_Collection entries:_
"""

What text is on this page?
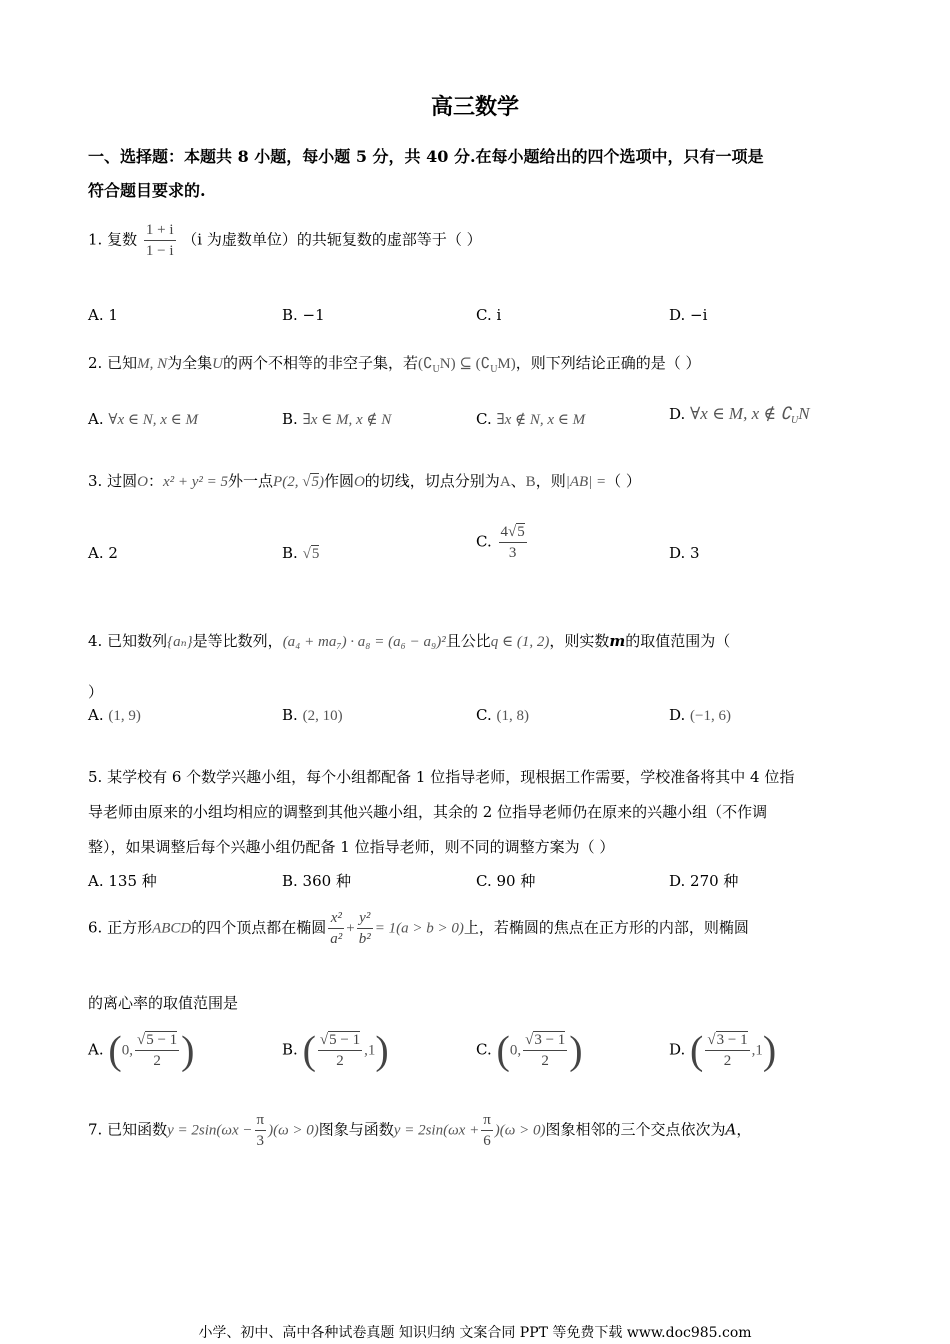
高三数学
一、选择题：本题共 8 小题，每小题 5 分，共 40 分.在每小题给出的四个选项中，只有一项是
符合题目要求的.
1. 复数 $\frac{1 + i}{1 - i} (i$ 为虚数单位）的共轭复数的虚部等于（ ）
A. 1	B. −1	C. i	D. −i
2. 已知M, N为全集U的两个不相等的非空子集，若$(∁_UN)$ ⊆ $(∁_UM)$，则下列结论正确的是（ ）
A. ∀x ∈ N, x ∈ M	B. ∃x ∈ M, x ∉ N	C. ∃x ∉ N, x ∈ M	D. ∀x ∈ M, x ∉ $∁_UN$
3. 过圆O：x² + y² = 5外一点P(2, √5)作圆O的切线，切点分别为A、B，则|AB| =（ ）
A. 2	B. √5
C. $\frac{4√5}{3}$	D. 3
4. 已知数列{aₙ}是等比数列，(a₄ + ma₇) · a₈ = (a₆ − a₉)²且公比q ∈ (1, 2)，则实数m的取值范围为（
）
A. (1, 9)	B. (2, 10)	C. (1, 8)	D. (−1, 6)
5. 某学校有 6 个数学兴趣小组，每个小组都配备 1 位指导老师，现根据工作需要，学校准备将其中 4 位指
导老师由原来的小组均相应的调整到其他兴趣小组，其余的 2 位指导老师仍在原来的兴趣小组（不作调
整），如果调整后每个兴趣小组仍配备 1 位指导老师，则不同的调整方案为（ ）
A. 135 种	B. 360 种	C. 90 种	D. 270 种
6. 正方形ABCD的四个顶点都在椭圆 $\frac{\text{x²}}{\text{a²}} + \frac{\text{y²}}{\text{b²}} = 1(a > b > 0)$上，若椭圆的焦点在正方形的内部，则椭圆
的离心率的取值范围是
A. (0, $\frac{√5 - 1}{2}$ )	B. ( $\frac{√5 - 1}{2} ,1$)	C. (0, $\frac{√3 - 1}{2}$ )	D. ( $\frac{√3 - 1}{2} ,1$)
7. 已知函数$y = 2\sin(\omega x - \frac{\pi}{3} )(\omega > 0)$图象与函数$y = 2\sin(\omega x + \frac{\pi}{6} )(\omega > 0)$图象相邻的三个交点依次为A，
小学、初中、高中各种试卷真题 知识归纳 文案合同 PPT 等免费下载 www.doc985.com
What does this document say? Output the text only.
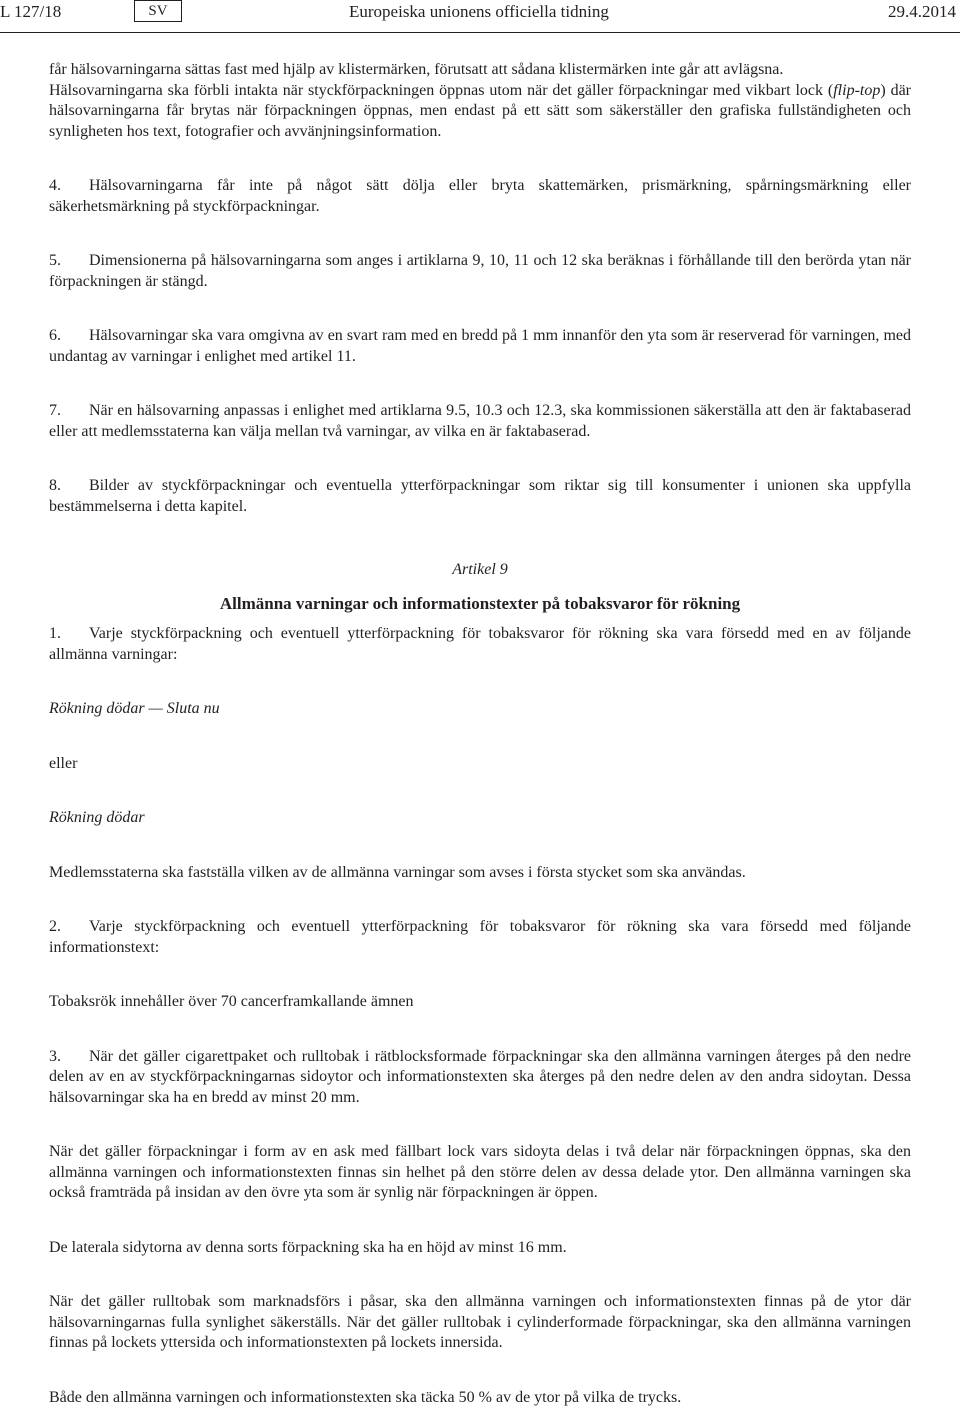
L 127/18	SV	Europeiska unionens officiella tidning	29.4.2014

får hälsovarningarna sättas fast med hjälp av klistermärken, förutsatt att sådana klistermärken inte går att avlägsna.

Hälsovarningarna ska förbli intakta när styckförpackningen öppnas utom när det gäller förpackningar med vikbart lock (flip-top) där hälsovarningarna får brytas när förpackningen öppnas, men endast på ett sätt som säkerställer den grafiska fullständigheten och synligheten hos text, fotografier och avvänjningsinformation.

4. Hälsovarningarna får inte på något sätt dölja eller bryta skattemärken, prismärkning, spårningsmärkning eller säkerhetsmärkning på styckförpackningar.

5. Dimensionerna på hälsovarningarna som anges i artiklarna 9, 10, 11 och 12 ska beräknas i förhållande till den berörda ytan när förpackningen är stängd.

6. Hälsovarningar ska vara omgivna av en svart ram med en bredd på 1 mm innanför den yta som är reserverad för varningen, med undantag av varningar i enlighet med artikel 11.

7. När en hälsovarning anpassas i enlighet med artiklarna 9.5, 10.3 och 12.3, ska kommissionen säkerställa att den är faktabaserad eller att medlemsstaterna kan välja mellan två varningar, av vilka en är faktabaserad.

8. Bilder av styckförpackningar och eventuella ytterförpackningar som riktar sig till konsumenter i unionen ska uppfylla bestämmelserna i detta kapitel.

Artikel 9

Allmänna varningar och informationstexter på tobaksvaror för rökning

1. Varje styckförpackning och eventuell ytterförpackning för tobaksvaror för rökning ska vara försedd med en av följande allmänna varningar:

Rökning dödar — Sluta nu

eller

Rökning dödar

Medlemsstaterna ska fastställa vilken av de allmänna varningar som avses i första stycket som ska användas.

2. Varje styckförpackning och eventuell ytterförpackning för tobaksvaror för rökning ska vara försedd med följande informationstext:

Tobaksrök innehåller över 70 cancerframkallande ämnen

3. När det gäller cigarettpaket och rulltobak i rätblocksformade förpackningar ska den allmänna varningen återges på den nedre delen av en av styckförpackningarnas sidoytor och informationstexten ska återges på den nedre delen av den andra sidoytan. Dessa hälsovarningar ska ha en bredd av minst 20 mm.

När det gäller förpackningar i form av en ask med fällbart lock vars sidoyta delas i två delar när förpackningen öppnas, ska den allmänna varningen och informationstexten finnas sin helhet på den större delen av dessa delade ytor. Den allmänna varningen ska också framträda på insidan av den övre yta som är synlig när förpackningen är öppen.

De laterala sidytorna av denna sorts förpackning ska ha en höjd av minst 16 mm.

När det gäller rulltobak som marknadsförs i påsar, ska den allmänna varningen och informationstexten finnas på de ytor där hälsovarningarnas fulla synlighet säkerställs. När det gäller rulltobak i cylinderformade förpackningar, ska den allmänna varningen finnas på lockets yttersida och informationstexten på lockets innersida.

Både den allmänna varningen och informationstexten ska täcka 50 % av de ytor på vilka de trycks.
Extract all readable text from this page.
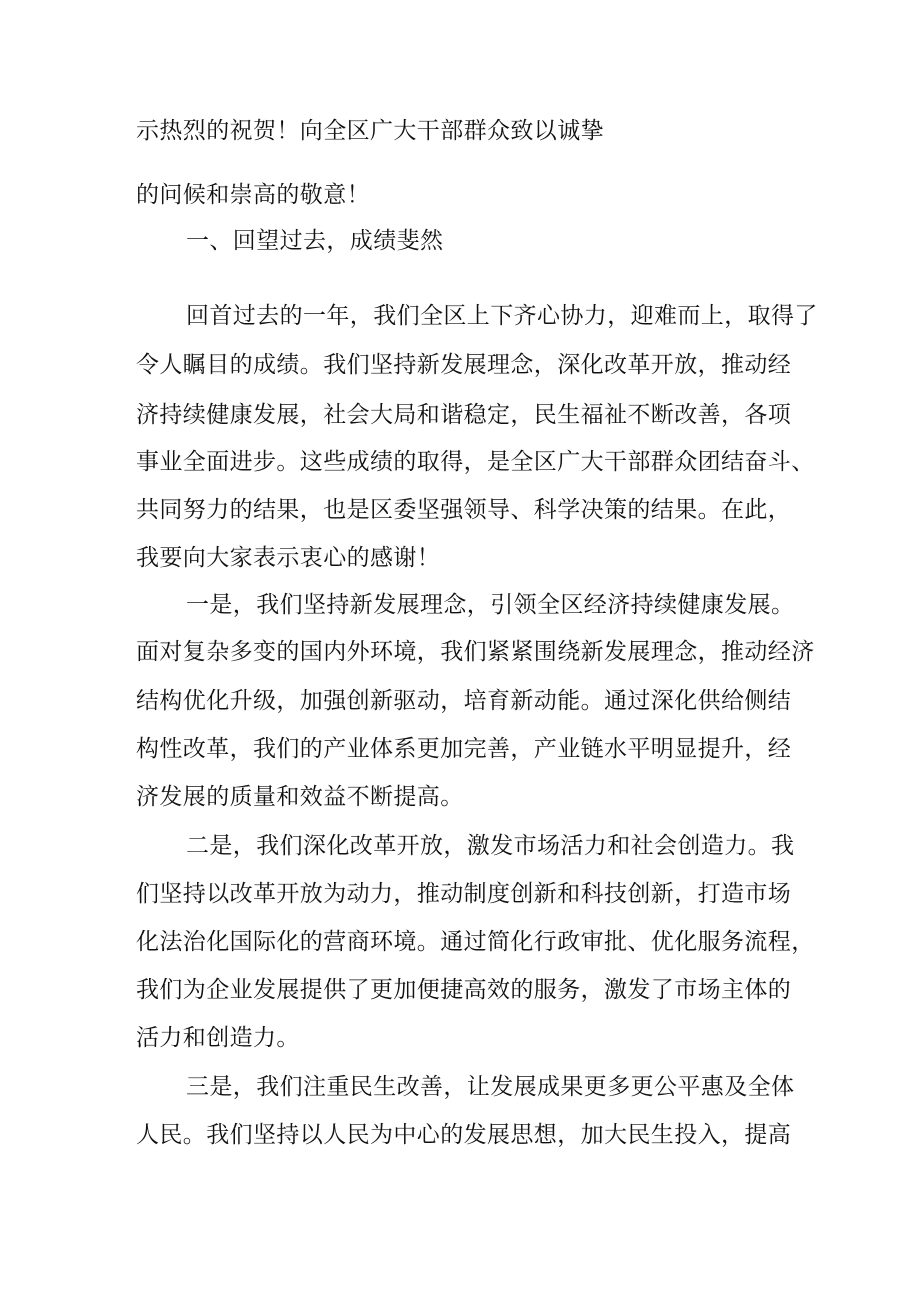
示热烈的祝贺！向全区广大干部群众致以诚挚
的问候和崇高的敬意！
一、回望过去，成绩斐然
回首过去的一年，我们全区上下齐心协力，迎难而上，取得了
令人瞩目的成绩。我们坚持新发展理念，深化改革开放，推动经
济持续健康发展，社会大局和谐稳定，民生福祉不断改善，各项
事业全面进步。这些成绩的取得，是全区广大干部群众团结奋斗、
共同努力的结果，也是区委坚强领导、科学决策的结果。在此，
我要向大家表示衷心的感谢！
一是，我们坚持新发展理念，引领全区经济持续健康发展。
面对复杂多变的国内外环境，我们紧紧围绕新发展理念，推动经济
结构优化升级，加强创新驱动，培育新动能。通过深化供给侧结
构性改革，我们的产业体系更加完善，产业链水平明显提升，经
济发展的质量和效益不断提高。
二是，我们深化改革开放，激发市场活力和社会创造力。我
们坚持以改革开放为动力，推动制度创新和科技创新，打造市场
化法治化国际化的营商环境。通过简化行政审批、优化服务流程，
我们为企业发展提供了更加便捷高效的服务，激发了市场主体的
活力和创造力。
三是，我们注重民生改善，让发展成果更多更公平惠及全体
人民。我们坚持以人民为中心的发展思想，加大民生投入，提高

"""

_OBJECTIVE:_
Without including any pictures, please restate all the records exactly.

_WRITTEN ANSWER:_
What text is on this page?
高三数学
一、选择题：本题共 8 小题，每小题 5 分，共 40 分.在每小题给出的四个选项中，只有一项是
符合题目要求的.
1. 复数 $\frac{1 + i}{1 - i} (i$ 为虚数单位）的共轭复数的虚部等于（ ）
A. 1	B. −1	C. i	D. −i
2. 已知M, N为全集U的两个不相等的非空子集，若$(∁_UN)$ ⊆ $(∁_UM)$，则下列结论正确的是（ ）
A. ∀x ∈ N, x ∈ M	B. ∃x ∈ M, x ∉ N	C. ∃x ∉ N, x ∈ M	D. ∀x ∈ M, x ∉ $∁_UN$
3. 过圆O：x² + y² = 5外一点P(2, √5)作圆O的切线，切点分别为A、B，则|AB| =（ ）
A. 2	B. √5
C. $\frac{4√5}{3}$	D. 3
4. 已知数列{aₙ}是等比数列，(a₄ + ma₇) · a₈ = (a₆ − a₉)²且公比q ∈ (1, 2)，则实数m的取值范围为（
）
A. (1, 9)	B. (2, 10)	C. (1, 8)	D. (−1, 6)
5. 某学校有 6 个数学兴趣小组，每个小组都配备 1 位指导老师，现根据工作需要，学校准备将其中 4 位指
导老师由原来的小组均相应的调整到其他兴趣小组，其余的 2 位指导老师仍在原来的兴趣小组（不作调
整），如果调整后每个兴趣小组仍配备 1 位指导老师，则不同的调整方案为（ ）
A. 135 种	B. 360 种	C. 90 种	D. 270 种
6. 正方形ABCD的四个顶点都在椭圆 $\frac{\text{x²}}{\text{a²}} + \frac{\text{y²}}{\text{b²}} = 1(a > b > 0)$上，若椭圆的焦点在正方形的内部，则椭圆
的离心率的取值范围是
A. (0, $\frac{√5 - 1}{2}$ )	B. ( $\frac{√5 - 1}{2} ,1$)	C. (0, $\frac{√3 - 1}{2}$ )	D. ( $\frac{√3 - 1}{2} ,1$)
7. 已知函数$y = 2\sin(\omega x - \frac{\pi}{3} )(\omega > 0)$图象与函数$y = 2\sin(\omega x + \frac{\pi}{6} )(\omega > 0)$图象相邻的三个交点依次为A，
小学、初中、高中各种试卷真题 知识归纳 文案合同 PPT 等免费下载 www.doc985.com
What does this document say? Output the text only.
L 127/18	SV	Europeiska unionens officiella tidning	29.4.2014

får hälsovarningarna sättas fast med hjälp av klistermärken, förutsatt att sådana klistermärken inte går att avlägsna.

Hälsovarningarna ska förbli intakta när styckförpackningen öppnas utom när det gäller förpackningar med vikbart lock (flip-top) där hälsovarningarna får brytas när förpackningen öppnas, men endast på ett sätt som säkerställer den grafiska fullständigheten och synligheten hos text, fotografier och avvänjningsinformation.

4. Hälsovarningarna får inte på något sätt dölja eller bryta skattemärken, prismärkning, spårningsmärkning eller säkerhetsmärkning på styckförpackningar.

5. Dimensionerna på hälsovarningarna som anges i artiklarna 9, 10, 11 och 12 ska beräknas i förhållande till den berörda ytan när förpackningen är stängd.

6. Hälsovarningar ska vara omgivna av en svart ram med en bredd på 1 mm innanför den yta som är reserverad för varningen, med undantag av varningar i enlighet med artikel 11.

7. När en hälsovarning anpassas i enlighet med artiklarna 9.5, 10.3 och 12.3, ska kommissionen säkerställa att den är faktabaserad eller att medlemsstaterna kan välja mellan två varningar, av vilka en är faktabaserad.

8. Bilder av styckförpackningar och eventuella ytterförpackningar som riktar sig till konsumenter i unionen ska uppfylla bestämmelserna i detta kapitel.

Artikel 9

Allmänna varningar och informationstexter på tobaksvaror för rökning

1. Varje styckförpackning och eventuell ytterförpackning för tobaksvaror för rökning ska vara försedd med en av följande allmänna varningar:

Rökning dödar — Sluta nu

eller

Rökning dödar

Medlemsstaterna ska fastställa vilken av de allmänna varningar som avses i första stycket som ska användas.

2. Varje styckförpackning och eventuell ytterförpackning för tobaksvaror för rökning ska vara försedd med följande informationstext:

Tobaksrök innehåller över 70 cancerframkallande ämnen

3. När det gäller cigarettpaket och rulltobak i rätblocksformade förpackningar ska den allmänna varningen återges på den nedre delen av en av styckförpackningarnas sidoytor och informationstexten ska återges på den nedre delen av den andra sidoytan. Dessa hälsovarningar ska ha en bredd av minst 20 mm.

När det gäller förpackningar i form av en ask med fällbart lock vars sidoyta delas i två delar när förpackningen öppnas, ska den allmänna varningen och informationstexten finnas sin helhet på den större delen av dessa delade ytor. Den allmänna varningen ska också framträda på insidan av den övre yta som är synlig när förpackningen är öppen.

De laterala sidytorna av denna sorts förpackning ska ha en höjd av minst 16 mm.

När det gäller rulltobak som marknadsförs i påsar, ska den allmänna varningen och informationstexten finnas på de ytor där hälsovarningarnas fulla synlighet säkerställs. När det gäller rulltobak i cylinderformade förpackningar, ska den allmänna varningen finnas på lockets yttersida och informationstexten på lockets innersida.

Både den allmänna varningen och informationstexten ska täcka 50 % av de ytor på vilka de trycks.
Extract all readable text from this page.
示热烈的祝贺！向全区广大干部群众致以诚挚
的问候和崇高的敬意！
一、回望过去，成绩斐然
回首过去的一年，我们全区上下齐心协力，迎难而上，取得了
令人瞩目的成绩。我们坚持新发展理念，深化改革开放，推动经
济持续健康发展，社会大局和谐稳定，民生福祉不断改善，各项
事业全面进步。这些成绩的取得，是全区广大干部群众团结奋斗、
共同努力的结果，也是区委坚强领导、科学决策的结果。在此，
我要向大家表示衷心的感谢！
一是，我们坚持新发展理念，引领全区经济持续健康发展。
面对复杂多变的国内外环境，我们紧紧围绕新发展理念，推动经济
结构优化升级，加强创新驱动，培育新动能。通过深化供给侧结
构性改革，我们的产业体系更加完善，产业链水平明显提升，经
济发展的质量和效益不断提高。
二是，我们深化改革开放，激发市场活力和社会创造力。我
们坚持以改革开放为动力，推动制度创新和科技创新，打造市场
化法治化国际化的营商环境。通过简化行政审批、优化服务流程，
我们为企业发展提供了更加便捷高效的服务，激发了市场主体的
活力和创造力。
三是，我们注重民生改善，让发展成果更多更公平惠及全体
人民。我们坚持以人民为中心的发展思想，加大民生投入，提高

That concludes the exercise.